◆ **Work to do**:
**1.** In the article on North Carolina's SNAP bill, render this sentence in Spanish: "Sirota adds the missing SNAP benefits will equal millions of dollars that won't be spent in the local economy."
**2.** Write out the passage of the article on North Carolina's SNAP bill word for word, starting with "The pressure is" and going on through "as the budget.".

─── Source excerpt ───

The pressure is on for Gov. Pat McCrory to veto legislation that would eliminate SNAP benefits for thousands of North Carolinians next July. Credit: Alvimann/Morguefile.
 By Stephanie CarsonContact
October 1, 2015

RALEIGH, N.C. – After taking months to iron out a state budget, North Carolina lawmakers are now pushing bills that could have as great an impact on the state's citizens as the budget.

One of those bills is House Bill 318, which includes a provision that could impact the eligibility of Supplemental Nutrition Assistance Program (SNAP) benefits for thousands of residents.

According to Alexandra Sirota with the N.C. Budget and Tax Center, the bill will prohibit the state from accessing federal waivers to the amount of time childless adults can receive the benefits – and also impact any waivers offered in the future.

"You can imagine two, three years from now if we were to have another Great Recession, the state would no longer be able to apply for this time-limit waiver to provide food assistance to those who have lost jobs through no fault of their own," says Sirota.

Current unemployment rates are high enough in 77 of the state's 100 counties to qualify for the waiver. If Gov. Pat McCrory signs the bill, as many as 105,000 North Carolinians would lose access to SNAP benefits after July 2016. Supporters of eliminating the waiver argue it is possible for people to find work to support themselves.

But as lawmakers move to reduce access to food assistance, unemployment rates in 72 counties have increased – and Sirota says there is still not enough job-training assistance to help those who can't find a job secure the training needed to make it in the workforce.

"The challenge, of course, is that in so many communities across the state, there are too few jobs and too few training opportunities to support those who want to work," she says, "and who want to get the skills that are needed for work."

Sirota adds the missing SNAP benefits will equal millions of dollars that won't be spent in the local economy.

─── Entries shown ───

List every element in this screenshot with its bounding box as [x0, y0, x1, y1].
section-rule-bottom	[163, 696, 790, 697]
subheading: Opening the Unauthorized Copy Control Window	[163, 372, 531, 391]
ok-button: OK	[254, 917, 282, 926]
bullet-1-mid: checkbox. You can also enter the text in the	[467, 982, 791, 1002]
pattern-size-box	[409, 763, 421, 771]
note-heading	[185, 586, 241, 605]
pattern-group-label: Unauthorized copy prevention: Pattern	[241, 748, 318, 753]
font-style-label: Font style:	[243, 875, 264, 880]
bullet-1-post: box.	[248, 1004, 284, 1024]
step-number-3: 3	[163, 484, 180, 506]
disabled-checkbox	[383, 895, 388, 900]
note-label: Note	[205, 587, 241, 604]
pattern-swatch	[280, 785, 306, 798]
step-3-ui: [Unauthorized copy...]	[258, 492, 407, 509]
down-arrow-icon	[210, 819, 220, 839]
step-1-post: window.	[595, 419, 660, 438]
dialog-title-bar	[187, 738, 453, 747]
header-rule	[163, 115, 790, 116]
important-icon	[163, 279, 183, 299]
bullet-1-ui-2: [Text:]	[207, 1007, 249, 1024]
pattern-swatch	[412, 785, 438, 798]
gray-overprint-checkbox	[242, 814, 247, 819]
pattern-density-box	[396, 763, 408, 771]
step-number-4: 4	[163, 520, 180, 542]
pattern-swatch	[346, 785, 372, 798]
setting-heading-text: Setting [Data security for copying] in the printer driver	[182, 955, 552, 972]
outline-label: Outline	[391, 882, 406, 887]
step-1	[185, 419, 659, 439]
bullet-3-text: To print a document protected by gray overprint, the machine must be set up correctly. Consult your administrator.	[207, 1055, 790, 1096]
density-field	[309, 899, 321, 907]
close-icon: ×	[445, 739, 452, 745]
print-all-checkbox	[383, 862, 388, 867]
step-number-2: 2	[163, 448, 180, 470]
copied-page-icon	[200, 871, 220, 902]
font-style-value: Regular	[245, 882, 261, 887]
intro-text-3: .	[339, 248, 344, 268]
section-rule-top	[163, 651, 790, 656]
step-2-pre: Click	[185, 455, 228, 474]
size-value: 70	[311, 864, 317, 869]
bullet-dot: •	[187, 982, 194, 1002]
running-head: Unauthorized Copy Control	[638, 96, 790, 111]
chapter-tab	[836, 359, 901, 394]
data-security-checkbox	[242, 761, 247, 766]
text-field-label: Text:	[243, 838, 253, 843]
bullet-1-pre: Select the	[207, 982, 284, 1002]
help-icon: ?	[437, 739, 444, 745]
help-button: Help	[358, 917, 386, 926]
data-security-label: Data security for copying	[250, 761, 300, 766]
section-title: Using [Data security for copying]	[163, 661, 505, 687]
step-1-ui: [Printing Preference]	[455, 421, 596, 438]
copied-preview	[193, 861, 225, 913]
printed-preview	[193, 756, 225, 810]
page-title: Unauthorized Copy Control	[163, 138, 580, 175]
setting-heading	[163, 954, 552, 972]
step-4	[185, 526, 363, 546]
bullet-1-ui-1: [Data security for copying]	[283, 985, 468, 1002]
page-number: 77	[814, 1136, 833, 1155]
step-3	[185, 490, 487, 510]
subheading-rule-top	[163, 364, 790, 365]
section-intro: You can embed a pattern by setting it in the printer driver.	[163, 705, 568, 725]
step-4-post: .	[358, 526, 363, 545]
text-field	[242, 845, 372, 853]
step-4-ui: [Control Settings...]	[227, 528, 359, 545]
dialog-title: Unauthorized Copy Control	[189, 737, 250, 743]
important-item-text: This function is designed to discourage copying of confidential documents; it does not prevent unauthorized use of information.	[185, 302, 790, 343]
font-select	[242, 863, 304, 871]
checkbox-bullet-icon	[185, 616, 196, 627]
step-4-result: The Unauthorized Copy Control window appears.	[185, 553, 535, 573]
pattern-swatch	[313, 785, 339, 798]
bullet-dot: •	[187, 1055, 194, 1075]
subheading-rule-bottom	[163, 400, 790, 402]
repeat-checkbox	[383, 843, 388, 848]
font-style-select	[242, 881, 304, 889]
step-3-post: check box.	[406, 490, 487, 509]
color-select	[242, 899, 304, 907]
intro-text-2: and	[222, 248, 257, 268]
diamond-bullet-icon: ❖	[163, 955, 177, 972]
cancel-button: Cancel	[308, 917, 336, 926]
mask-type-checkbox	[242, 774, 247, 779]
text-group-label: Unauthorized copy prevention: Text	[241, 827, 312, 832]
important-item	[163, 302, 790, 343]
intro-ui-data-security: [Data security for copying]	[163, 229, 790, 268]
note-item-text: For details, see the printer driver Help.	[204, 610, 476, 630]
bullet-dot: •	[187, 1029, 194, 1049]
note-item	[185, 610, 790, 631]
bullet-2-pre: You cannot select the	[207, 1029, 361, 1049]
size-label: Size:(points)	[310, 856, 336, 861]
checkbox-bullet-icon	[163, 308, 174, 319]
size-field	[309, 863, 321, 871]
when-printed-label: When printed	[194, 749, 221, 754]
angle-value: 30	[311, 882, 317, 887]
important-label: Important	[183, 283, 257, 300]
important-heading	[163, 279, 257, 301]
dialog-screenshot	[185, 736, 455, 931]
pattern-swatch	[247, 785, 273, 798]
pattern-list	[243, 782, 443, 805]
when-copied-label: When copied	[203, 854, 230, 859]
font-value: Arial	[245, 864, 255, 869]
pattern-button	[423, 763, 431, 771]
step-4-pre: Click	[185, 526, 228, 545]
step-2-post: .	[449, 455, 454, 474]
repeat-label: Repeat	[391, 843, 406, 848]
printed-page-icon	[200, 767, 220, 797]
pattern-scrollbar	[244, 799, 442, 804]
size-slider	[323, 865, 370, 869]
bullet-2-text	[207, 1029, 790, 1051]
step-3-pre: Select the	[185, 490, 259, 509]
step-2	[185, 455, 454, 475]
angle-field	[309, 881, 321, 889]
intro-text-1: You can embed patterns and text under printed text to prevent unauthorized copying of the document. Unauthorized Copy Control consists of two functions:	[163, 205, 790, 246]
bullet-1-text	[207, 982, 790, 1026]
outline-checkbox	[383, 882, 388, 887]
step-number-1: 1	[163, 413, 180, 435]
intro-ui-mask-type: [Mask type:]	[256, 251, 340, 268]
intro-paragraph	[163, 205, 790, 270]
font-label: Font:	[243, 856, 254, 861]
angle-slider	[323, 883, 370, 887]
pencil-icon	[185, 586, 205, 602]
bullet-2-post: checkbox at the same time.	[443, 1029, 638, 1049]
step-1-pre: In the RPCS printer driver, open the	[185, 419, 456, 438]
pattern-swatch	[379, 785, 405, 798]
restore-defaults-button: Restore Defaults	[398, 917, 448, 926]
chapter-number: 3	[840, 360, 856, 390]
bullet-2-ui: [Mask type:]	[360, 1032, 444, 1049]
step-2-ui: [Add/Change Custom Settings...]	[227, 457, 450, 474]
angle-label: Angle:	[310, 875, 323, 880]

───

◆ **Final answers**:
**1.** Sirota añade que los beneficios de SNAP que se pierdan equivaldrán a millones de dólares que no se gastarán en la economía local.

**2.**
The pressure is on for Gov. Pat McCrory to veto legislation that would eliminate SNAP benefits for thousands of North Carolinians next July. Credit: Alvimann/Morguefile.
 By Stephanie CarsonContact
October 1, 2015

RALEIGH, N.C. – After taking months to iron out a state budget, North Carolina lawmakers are now pushing bills that could have as great an impact on the state's citizens as the budget.